**Stated goal**
Write out the following lines word for word, keeping every character and number unchanged.

--- start ---

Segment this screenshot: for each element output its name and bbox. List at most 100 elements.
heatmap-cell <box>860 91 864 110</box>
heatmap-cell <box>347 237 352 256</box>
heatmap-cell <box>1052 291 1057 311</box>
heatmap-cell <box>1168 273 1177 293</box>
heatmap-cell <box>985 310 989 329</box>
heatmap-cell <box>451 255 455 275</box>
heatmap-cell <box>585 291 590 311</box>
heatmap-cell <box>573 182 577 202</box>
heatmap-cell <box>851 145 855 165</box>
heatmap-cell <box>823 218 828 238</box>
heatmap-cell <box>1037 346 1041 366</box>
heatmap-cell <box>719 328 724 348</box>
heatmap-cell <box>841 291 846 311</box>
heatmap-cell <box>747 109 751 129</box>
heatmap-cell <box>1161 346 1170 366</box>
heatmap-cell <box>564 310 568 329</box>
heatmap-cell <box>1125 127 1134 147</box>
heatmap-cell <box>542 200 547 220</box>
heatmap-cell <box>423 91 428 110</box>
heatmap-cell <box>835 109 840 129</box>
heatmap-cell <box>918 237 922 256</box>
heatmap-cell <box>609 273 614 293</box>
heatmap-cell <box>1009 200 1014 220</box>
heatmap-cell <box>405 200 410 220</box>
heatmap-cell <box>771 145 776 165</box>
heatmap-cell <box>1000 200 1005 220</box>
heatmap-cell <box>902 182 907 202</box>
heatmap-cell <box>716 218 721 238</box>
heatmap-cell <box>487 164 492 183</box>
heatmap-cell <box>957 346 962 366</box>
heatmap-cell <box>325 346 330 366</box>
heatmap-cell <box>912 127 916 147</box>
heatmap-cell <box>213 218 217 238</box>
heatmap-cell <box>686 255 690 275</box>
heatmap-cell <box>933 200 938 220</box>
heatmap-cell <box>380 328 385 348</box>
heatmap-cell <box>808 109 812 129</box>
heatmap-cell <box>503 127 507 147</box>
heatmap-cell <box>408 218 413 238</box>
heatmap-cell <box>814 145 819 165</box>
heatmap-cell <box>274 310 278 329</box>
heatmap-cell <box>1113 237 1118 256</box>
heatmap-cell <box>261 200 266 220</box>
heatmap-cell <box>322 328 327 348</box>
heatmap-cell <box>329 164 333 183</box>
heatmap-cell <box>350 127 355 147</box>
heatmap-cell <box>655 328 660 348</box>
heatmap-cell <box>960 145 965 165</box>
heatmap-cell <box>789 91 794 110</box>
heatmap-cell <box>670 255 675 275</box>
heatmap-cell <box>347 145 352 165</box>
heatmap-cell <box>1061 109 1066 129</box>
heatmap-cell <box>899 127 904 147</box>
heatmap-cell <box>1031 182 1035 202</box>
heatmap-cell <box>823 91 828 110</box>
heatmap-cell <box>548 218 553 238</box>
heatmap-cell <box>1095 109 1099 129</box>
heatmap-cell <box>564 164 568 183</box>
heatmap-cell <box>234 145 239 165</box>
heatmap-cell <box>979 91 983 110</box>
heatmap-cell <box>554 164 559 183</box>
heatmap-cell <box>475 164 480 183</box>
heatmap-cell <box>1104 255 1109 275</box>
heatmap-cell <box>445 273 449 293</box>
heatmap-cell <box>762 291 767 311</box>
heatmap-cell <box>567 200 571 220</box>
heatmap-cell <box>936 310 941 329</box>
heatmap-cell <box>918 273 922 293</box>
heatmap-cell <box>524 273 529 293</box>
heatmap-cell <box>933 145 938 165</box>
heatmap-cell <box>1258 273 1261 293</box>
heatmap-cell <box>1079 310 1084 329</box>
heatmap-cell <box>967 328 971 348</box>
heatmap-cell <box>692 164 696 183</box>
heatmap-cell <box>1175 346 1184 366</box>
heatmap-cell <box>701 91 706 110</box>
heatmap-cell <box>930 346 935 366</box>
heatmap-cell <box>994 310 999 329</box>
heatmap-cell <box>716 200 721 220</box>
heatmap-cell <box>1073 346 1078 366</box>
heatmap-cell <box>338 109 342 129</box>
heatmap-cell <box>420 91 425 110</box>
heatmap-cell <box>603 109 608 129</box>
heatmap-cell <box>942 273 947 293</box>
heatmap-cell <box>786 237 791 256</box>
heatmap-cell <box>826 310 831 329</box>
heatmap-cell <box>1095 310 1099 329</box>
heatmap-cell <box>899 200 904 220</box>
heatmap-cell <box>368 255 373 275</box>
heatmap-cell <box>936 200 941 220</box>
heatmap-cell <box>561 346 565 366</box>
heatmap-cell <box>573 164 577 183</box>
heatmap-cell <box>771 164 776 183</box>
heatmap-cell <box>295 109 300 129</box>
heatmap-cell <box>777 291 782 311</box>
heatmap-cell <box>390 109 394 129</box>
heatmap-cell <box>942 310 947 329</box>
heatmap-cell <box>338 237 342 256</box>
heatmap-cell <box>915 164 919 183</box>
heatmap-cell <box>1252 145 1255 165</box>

--- end ---

**Exercise solution**
Segment this screenshot: for each element output its name and bbox. List at most 100 elements.
heatmap-cell <box>860 91 864 110</box>
heatmap-cell <box>347 237 352 256</box>
heatmap-cell <box>1052 291 1057 311</box>
heatmap-cell <box>1168 273 1177 293</box>
heatmap-cell <box>985 310 989 329</box>
heatmap-cell <box>451 255 455 275</box>
heatmap-cell <box>585 291 590 311</box>
heatmap-cell <box>573 182 577 202</box>
heatmap-cell <box>851 145 855 165</box>
heatmap-cell <box>823 218 828 238</box>
heatmap-cell <box>1037 346 1041 366</box>
heatmap-cell <box>719 328 724 348</box>
heatmap-cell <box>841 291 846 311</box>
heatmap-cell <box>747 109 751 129</box>
heatmap-cell <box>1161 346 1170 366</box>
heatmap-cell <box>564 310 568 329</box>
heatmap-cell <box>1125 127 1134 147</box>
heatmap-cell <box>542 200 547 220</box>
heatmap-cell <box>423 91 428 110</box>
heatmap-cell <box>835 109 840 129</box>
heatmap-cell <box>918 237 922 256</box>
heatmap-cell <box>609 273 614 293</box>
heatmap-cell <box>1009 200 1014 220</box>
heatmap-cell <box>405 200 410 220</box>
heatmap-cell <box>771 145 776 165</box>
heatmap-cell <box>1000 200 1005 220</box>
heatmap-cell <box>902 182 907 202</box>
heatmap-cell <box>716 218 721 238</box>
heatmap-cell <box>487 164 492 183</box>
heatmap-cell <box>957 346 962 366</box>
heatmap-cell <box>325 346 330 366</box>
heatmap-cell <box>912 127 916 147</box>
heatmap-cell <box>213 218 217 238</box>
heatmap-cell <box>686 255 690 275</box>
heatmap-cell <box>933 200 938 220</box>
heatmap-cell <box>380 328 385 348</box>
heatmap-cell <box>808 109 812 129</box>
heatmap-cell <box>503 127 507 147</box>
heatmap-cell <box>408 218 413 238</box>
heatmap-cell <box>814 145 819 165</box>
heatmap-cell <box>274 310 278 329</box>
heatmap-cell <box>1113 237 1118 256</box>
heatmap-cell <box>261 200 266 220</box>
heatmap-cell <box>322 328 327 348</box>
heatmap-cell <box>329 164 333 183</box>
heatmap-cell <box>350 127 355 147</box>
heatmap-cell <box>655 328 660 348</box>
heatmap-cell <box>960 145 965 165</box>
heatmap-cell <box>789 91 794 110</box>
heatmap-cell <box>670 255 675 275</box>
heatmap-cell <box>347 145 352 165</box>
heatmap-cell <box>1061 109 1066 129</box>
heatmap-cell <box>899 127 904 147</box>
heatmap-cell <box>1031 182 1035 202</box>
heatmap-cell <box>823 91 828 110</box>
heatmap-cell <box>548 218 553 238</box>
heatmap-cell <box>1095 109 1099 129</box>
heatmap-cell <box>564 164 568 183</box>
heatmap-cell <box>234 145 239 165</box>
heatmap-cell <box>979 91 983 110</box>
heatmap-cell <box>554 164 559 183</box>
heatmap-cell <box>475 164 480 183</box>
heatmap-cell <box>1104 255 1109 275</box>
heatmap-cell <box>445 273 449 293</box>
heatmap-cell <box>762 291 767 311</box>
heatmap-cell <box>567 200 571 220</box>
heatmap-cell <box>936 310 941 329</box>
heatmap-cell <box>918 273 922 293</box>
heatmap-cell <box>524 273 529 293</box>
heatmap-cell <box>933 145 938 165</box>
heatmap-cell <box>1258 273 1261 293</box>
heatmap-cell <box>1079 310 1084 329</box>
heatmap-cell <box>967 328 971 348</box>
heatmap-cell <box>692 164 696 183</box>
heatmap-cell <box>1175 346 1184 366</box>
heatmap-cell <box>701 91 706 110</box>
heatmap-cell <box>930 346 935 366</box>
heatmap-cell <box>994 310 999 329</box>
heatmap-cell <box>716 200 721 220</box>
heatmap-cell <box>1073 346 1078 366</box>
heatmap-cell <box>338 109 342 129</box>
heatmap-cell <box>420 91 425 110</box>
heatmap-cell <box>603 109 608 129</box>
heatmap-cell <box>942 273 947 293</box>
heatmap-cell <box>786 237 791 256</box>
heatmap-cell <box>826 310 831 329</box>
heatmap-cell <box>1095 310 1099 329</box>
heatmap-cell <box>899 200 904 220</box>
heatmap-cell <box>368 255 373 275</box>
heatmap-cell <box>936 200 941 220</box>
heatmap-cell <box>561 346 565 366</box>
heatmap-cell <box>573 164 577 183</box>
heatmap-cell <box>771 164 776 183</box>
heatmap-cell <box>295 109 300 129</box>
heatmap-cell <box>777 291 782 311</box>
heatmap-cell <box>390 109 394 129</box>
heatmap-cell <box>942 310 947 329</box>
heatmap-cell <box>338 237 342 256</box>
heatmap-cell <box>915 164 919 183</box>
heatmap-cell <box>1252 145 1255 165</box>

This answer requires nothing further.